[BEGIN RECORD LIST]

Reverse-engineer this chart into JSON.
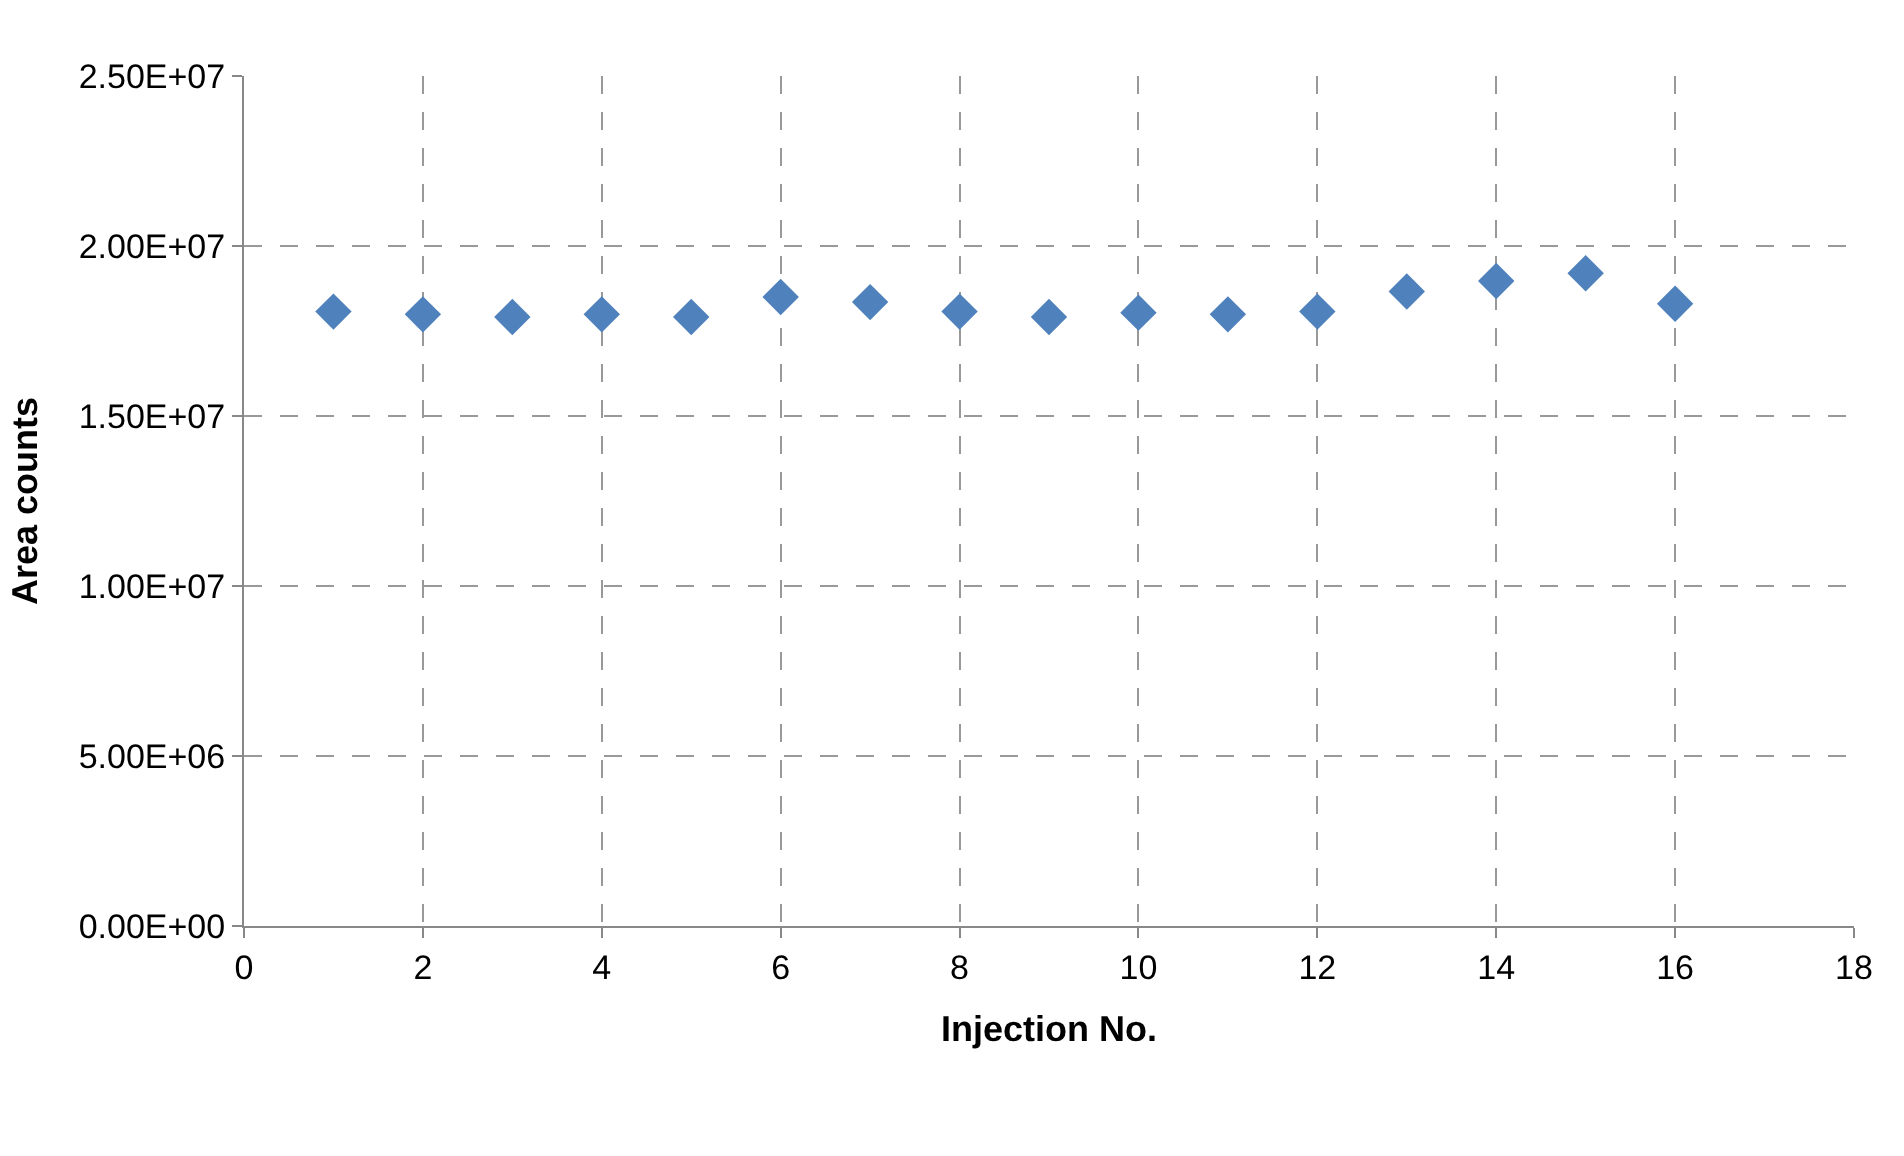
{
  "chart_data": {
    "type": "scatter",
    "xlabel": "Injection No.",
    "ylabel": "Area counts",
    "x": [
      1,
      2,
      3,
      4,
      5,
      6,
      7,
      8,
      9,
      10,
      11,
      12,
      13,
      14,
      15,
      16
    ],
    "series": [
      {
        "color": "#4f81bd",
        "values": [
          18070000,
          17990000,
          17910000,
          17990000,
          17910000,
          18500000,
          18350000,
          18070000,
          17910000,
          18040000,
          17990000,
          18070000,
          18660000,
          18970000,
          19200000,
          18300000
        ]
      }
    ],
    "marker": "diamond",
    "xlim": [
      0,
      18
    ],
    "xticks": [
      0,
      2,
      4,
      6,
      8,
      10,
      12,
      14,
      16,
      18
    ],
    "ylim": [
      0,
      25000000
    ],
    "yticks": [
      {
        "value": 0,
        "label": "0.00E+00"
      },
      {
        "value": 5000000,
        "label": "5.00E+06"
      },
      {
        "value": 10000000,
        "label": "1.00E+07"
      },
      {
        "value": 15000000,
        "label": "1.50E+07"
      },
      {
        "value": 20000000,
        "label": "2.00E+07"
      },
      {
        "value": 25000000,
        "label": "2.50E+07"
      }
    ],
    "grid": true
  }
}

[END RECORD LIST]

**WHAT IS NEEDED**.
Write out the listing above exactly as it stands, pictures excluded.

**RESULT**.
Reverse-engineer this chart into JSON.
{
  "chart_data": {
    "type": "scatter",
    "xlabel": "Injection No.",
    "ylabel": "Area counts",
    "x": [
      1,
      2,
      3,
      4,
      5,
      6,
      7,
      8,
      9,
      10,
      11,
      12,
      13,
      14,
      15,
      16
    ],
    "series": [
      {
        "color": "#4f81bd",
        "values": [
          18070000,
          17990000,
          17910000,
          17990000,
          17910000,
          18500000,
          18350000,
          18070000,
          17910000,
          18040000,
          17990000,
          18070000,
          18660000,
          18970000,
          19200000,
          18300000
        ]
      }
    ],
    "marker": "diamond",
    "xlim": [
      0,
      18
    ],
    "xticks": [
      0,
      2,
      4,
      6,
      8,
      10,
      12,
      14,
      16,
      18
    ],
    "ylim": [
      0,
      25000000
    ],
    "yticks": [
      {
        "value": 0,
        "label": "0.00E+00"
      },
      {
        "value": 5000000,
        "label": "5.00E+06"
      },
      {
        "value": 10000000,
        "label": "1.00E+07"
      },
      {
        "value": 15000000,
        "label": "1.50E+07"
      },
      {
        "value": 20000000,
        "label": "2.00E+07"
      },
      {
        "value": 25000000,
        "label": "2.50E+07"
      }
    ],
    "grid": true
  }
}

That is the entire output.